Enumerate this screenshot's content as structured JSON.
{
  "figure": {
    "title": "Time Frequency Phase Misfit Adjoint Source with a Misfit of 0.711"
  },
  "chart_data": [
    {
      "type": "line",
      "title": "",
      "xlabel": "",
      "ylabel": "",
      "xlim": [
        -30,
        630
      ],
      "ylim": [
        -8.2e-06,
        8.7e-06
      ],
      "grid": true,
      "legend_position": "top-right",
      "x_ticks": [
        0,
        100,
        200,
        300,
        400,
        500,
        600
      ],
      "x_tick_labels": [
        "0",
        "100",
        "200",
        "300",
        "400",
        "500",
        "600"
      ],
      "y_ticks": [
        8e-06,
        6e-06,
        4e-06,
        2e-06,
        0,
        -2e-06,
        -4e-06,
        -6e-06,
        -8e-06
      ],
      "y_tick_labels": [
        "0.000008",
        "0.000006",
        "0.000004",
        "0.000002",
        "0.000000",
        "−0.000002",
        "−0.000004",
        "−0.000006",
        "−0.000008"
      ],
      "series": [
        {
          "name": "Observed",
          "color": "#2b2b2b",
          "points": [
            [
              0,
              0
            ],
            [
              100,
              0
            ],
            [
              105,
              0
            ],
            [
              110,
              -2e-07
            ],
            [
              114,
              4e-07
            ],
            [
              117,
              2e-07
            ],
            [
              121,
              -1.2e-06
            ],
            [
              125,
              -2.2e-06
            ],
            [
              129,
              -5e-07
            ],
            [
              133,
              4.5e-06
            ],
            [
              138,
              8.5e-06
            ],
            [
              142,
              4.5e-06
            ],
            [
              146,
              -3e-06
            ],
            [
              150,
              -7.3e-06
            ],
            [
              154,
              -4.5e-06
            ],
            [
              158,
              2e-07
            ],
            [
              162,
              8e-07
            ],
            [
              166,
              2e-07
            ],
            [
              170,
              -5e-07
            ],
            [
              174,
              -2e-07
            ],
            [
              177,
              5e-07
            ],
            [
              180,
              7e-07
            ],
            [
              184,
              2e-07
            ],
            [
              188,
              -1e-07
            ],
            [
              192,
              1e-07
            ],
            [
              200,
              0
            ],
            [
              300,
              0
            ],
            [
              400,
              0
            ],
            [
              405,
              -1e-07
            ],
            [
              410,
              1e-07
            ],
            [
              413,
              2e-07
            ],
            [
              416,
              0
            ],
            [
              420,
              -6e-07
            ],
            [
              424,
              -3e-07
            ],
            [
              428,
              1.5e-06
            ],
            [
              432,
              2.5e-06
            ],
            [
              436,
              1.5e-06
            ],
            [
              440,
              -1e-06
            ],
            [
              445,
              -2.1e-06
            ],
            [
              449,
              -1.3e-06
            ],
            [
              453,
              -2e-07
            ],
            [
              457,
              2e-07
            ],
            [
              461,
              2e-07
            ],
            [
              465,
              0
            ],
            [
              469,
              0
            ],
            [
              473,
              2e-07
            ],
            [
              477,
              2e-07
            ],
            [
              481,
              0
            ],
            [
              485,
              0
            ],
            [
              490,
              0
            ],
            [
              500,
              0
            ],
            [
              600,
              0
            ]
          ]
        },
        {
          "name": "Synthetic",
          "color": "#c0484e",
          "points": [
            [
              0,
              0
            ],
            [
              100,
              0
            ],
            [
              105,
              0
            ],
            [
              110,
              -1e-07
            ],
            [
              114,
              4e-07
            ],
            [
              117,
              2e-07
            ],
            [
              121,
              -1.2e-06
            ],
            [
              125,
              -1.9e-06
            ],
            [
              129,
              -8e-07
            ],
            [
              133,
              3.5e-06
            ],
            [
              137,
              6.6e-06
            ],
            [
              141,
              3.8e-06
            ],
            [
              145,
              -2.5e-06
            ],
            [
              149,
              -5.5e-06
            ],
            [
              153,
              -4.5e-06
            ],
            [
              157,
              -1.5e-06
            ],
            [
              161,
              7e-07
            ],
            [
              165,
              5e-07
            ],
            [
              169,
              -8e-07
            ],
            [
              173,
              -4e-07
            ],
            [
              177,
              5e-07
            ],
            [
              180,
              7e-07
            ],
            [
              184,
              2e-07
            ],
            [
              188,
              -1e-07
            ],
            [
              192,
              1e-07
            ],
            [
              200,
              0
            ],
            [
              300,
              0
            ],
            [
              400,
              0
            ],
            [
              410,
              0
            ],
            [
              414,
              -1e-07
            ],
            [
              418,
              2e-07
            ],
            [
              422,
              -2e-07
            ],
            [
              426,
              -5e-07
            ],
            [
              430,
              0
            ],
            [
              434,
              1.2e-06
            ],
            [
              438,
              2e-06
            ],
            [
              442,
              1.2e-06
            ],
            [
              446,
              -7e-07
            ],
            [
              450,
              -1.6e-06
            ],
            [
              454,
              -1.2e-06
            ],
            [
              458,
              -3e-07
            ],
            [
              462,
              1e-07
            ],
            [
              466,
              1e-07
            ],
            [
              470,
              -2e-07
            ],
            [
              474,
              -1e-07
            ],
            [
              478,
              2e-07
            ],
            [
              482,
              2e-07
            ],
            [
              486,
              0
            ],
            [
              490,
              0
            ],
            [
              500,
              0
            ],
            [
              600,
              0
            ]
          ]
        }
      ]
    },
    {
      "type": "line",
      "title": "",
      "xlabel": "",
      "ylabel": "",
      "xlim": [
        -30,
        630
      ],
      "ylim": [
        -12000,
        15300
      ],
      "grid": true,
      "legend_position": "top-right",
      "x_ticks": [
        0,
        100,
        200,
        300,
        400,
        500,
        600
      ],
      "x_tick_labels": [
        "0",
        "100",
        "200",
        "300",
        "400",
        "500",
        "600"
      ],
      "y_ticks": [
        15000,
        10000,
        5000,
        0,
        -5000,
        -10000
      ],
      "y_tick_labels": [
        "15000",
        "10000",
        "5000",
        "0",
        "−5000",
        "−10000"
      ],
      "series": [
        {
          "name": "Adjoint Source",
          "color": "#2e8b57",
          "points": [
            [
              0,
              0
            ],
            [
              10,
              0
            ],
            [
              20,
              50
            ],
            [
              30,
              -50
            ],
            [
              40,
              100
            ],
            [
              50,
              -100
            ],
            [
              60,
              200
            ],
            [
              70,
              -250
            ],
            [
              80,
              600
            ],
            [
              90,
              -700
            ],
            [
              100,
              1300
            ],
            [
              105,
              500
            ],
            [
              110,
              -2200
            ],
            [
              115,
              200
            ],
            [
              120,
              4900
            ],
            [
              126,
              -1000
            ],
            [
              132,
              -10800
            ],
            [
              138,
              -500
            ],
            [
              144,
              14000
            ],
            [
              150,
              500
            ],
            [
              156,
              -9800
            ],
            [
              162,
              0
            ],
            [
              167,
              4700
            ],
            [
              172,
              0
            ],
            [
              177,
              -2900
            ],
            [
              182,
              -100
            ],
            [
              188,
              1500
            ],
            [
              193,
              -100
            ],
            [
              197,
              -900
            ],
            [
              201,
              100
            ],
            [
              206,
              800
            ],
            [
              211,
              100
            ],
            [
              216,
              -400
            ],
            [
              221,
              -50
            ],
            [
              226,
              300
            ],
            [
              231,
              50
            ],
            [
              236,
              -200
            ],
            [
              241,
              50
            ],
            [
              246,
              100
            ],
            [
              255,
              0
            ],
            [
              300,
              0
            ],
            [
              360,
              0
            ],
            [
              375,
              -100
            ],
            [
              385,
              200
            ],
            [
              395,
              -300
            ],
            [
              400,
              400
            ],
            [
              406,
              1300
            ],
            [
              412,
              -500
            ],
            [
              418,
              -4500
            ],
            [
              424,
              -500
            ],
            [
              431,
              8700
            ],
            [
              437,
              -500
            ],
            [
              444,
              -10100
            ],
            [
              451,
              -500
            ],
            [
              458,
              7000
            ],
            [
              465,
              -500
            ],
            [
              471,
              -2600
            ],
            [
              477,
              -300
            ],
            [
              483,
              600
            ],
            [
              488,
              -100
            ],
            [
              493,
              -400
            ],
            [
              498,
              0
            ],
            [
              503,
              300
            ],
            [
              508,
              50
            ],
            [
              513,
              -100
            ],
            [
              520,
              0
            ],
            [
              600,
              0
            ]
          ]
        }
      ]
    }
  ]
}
★ ★ ★ ★ ★
STATED GOAL —
Answer with a single number: the count of lines holding the word "color".

ANSWER BELOW —
3